» **Direction**
Pictures aside, write out every record exactly as it appears.

» **Provided data**

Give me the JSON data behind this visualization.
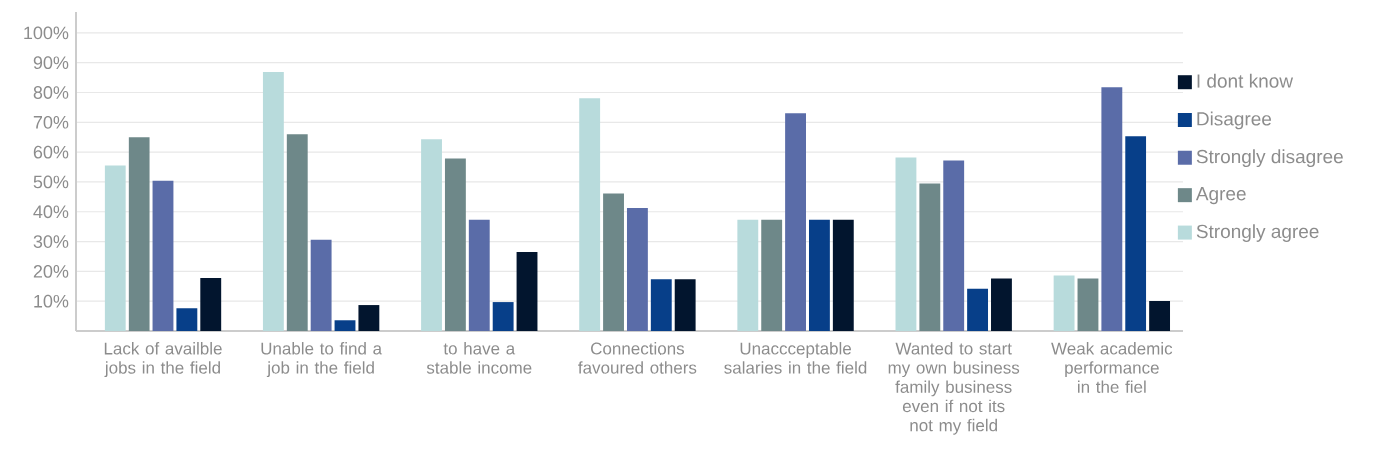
{
  "chart_data": {
    "type": "bar",
    "categories": [
      "Lack of availble jobs in the field",
      "Unable to find a job in the field",
      "to have a stable income",
      "Connections favoured others",
      "Unaccceptable salaries in the field",
      "Wanted to start my own business family business even if not its not my field",
      "Weak academic performance in the fiel"
    ],
    "series": [
      {
        "name": "Strongly agree",
        "color": "#b8dbdc",
        "values": [
          55.5,
          86.9,
          64.3,
          78.1,
          37.3,
          58.2,
          18.6
        ]
      },
      {
        "name": "Agree",
        "color": "#6e8889",
        "values": [
          65,
          66,
          57.9,
          46.1,
          37.3,
          49.5,
          17.6
        ]
      },
      {
        "name": "Strongly disagree",
        "color": "#5a6ca8",
        "values": [
          50.4,
          30.6,
          37.3,
          41.3,
          73,
          57.2,
          81.8
        ]
      },
      {
        "name": "Disagree",
        "color": "#073f89",
        "values": [
          7.6,
          3.6,
          9.7,
          17.4,
          37.3,
          14.2,
          65.3
        ]
      },
      {
        "name": "I dont know",
        "color": "#02152e",
        "values": [
          17.8,
          8.7,
          26.5,
          17.4,
          37.3,
          17.6,
          10.1
        ]
      }
    ],
    "ylim": [
      0,
      107
    ],
    "yticks": [
      {
        "value": 10,
        "label": "10%"
      },
      {
        "value": 20,
        "label": "20%"
      },
      {
        "value": 30,
        "label": "30%"
      },
      {
        "value": 40,
        "label": "40%"
      },
      {
        "value": 50,
        "label": "50%"
      },
      {
        "value": 60,
        "label": "60%"
      },
      {
        "value": 70,
        "label": "70%"
      },
      {
        "value": 80,
        "label": "80%"
      },
      {
        "value": 90,
        "label": "90%"
      },
      {
        "value": 100,
        "label": "100%"
      }
    ],
    "grid": "y",
    "legend": "right"
  }
}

» **Answer for the task**
Give me the JSON data behind this visualization.
{
  "chart_data": {
    "type": "bar",
    "categories": [
      "Lack of availble jobs in the field",
      "Unable to find a job in the field",
      "to have a stable income",
      "Connections favoured others",
      "Unaccceptable salaries in the field",
      "Wanted to start my own business family business even if not its not my field",
      "Weak academic performance in the fiel"
    ],
    "series": [
      {
        "name": "Strongly agree",
        "color": "#b8dbdc",
        "values": [
          55.5,
          86.9,
          64.3,
          78.1,
          37.3,
          58.2,
          18.6
        ]
      },
      {
        "name": "Agree",
        "color": "#6e8889",
        "values": [
          65,
          66,
          57.9,
          46.1,
          37.3,
          49.5,
          17.6
        ]
      },
      {
        "name": "Strongly disagree",
        "color": "#5a6ca8",
        "values": [
          50.4,
          30.6,
          37.3,
          41.3,
          73,
          57.2,
          81.8
        ]
      },
      {
        "name": "Disagree",
        "color": "#073f89",
        "values": [
          7.6,
          3.6,
          9.7,
          17.4,
          37.3,
          14.2,
          65.3
        ]
      },
      {
        "name": "I dont know",
        "color": "#02152e",
        "values": [
          17.8,
          8.7,
          26.5,
          17.4,
          37.3,
          17.6,
          10.1
        ]
      }
    ],
    "ylim": [
      0,
      107
    ],
    "yticks": [
      {
        "value": 10,
        "label": "10%"
      },
      {
        "value": 20,
        "label": "20%"
      },
      {
        "value": 30,
        "label": "30%"
      },
      {
        "value": 40,
        "label": "40%"
      },
      {
        "value": 50,
        "label": "50%"
      },
      {
        "value": 60,
        "label": "60%"
      },
      {
        "value": 70,
        "label": "70%"
      },
      {
        "value": 80,
        "label": "80%"
      },
      {
        "value": 90,
        "label": "90%"
      },
      {
        "value": 100,
        "label": "100%"
      }
    ],
    "grid": "y",
    "legend": "right"
  }
}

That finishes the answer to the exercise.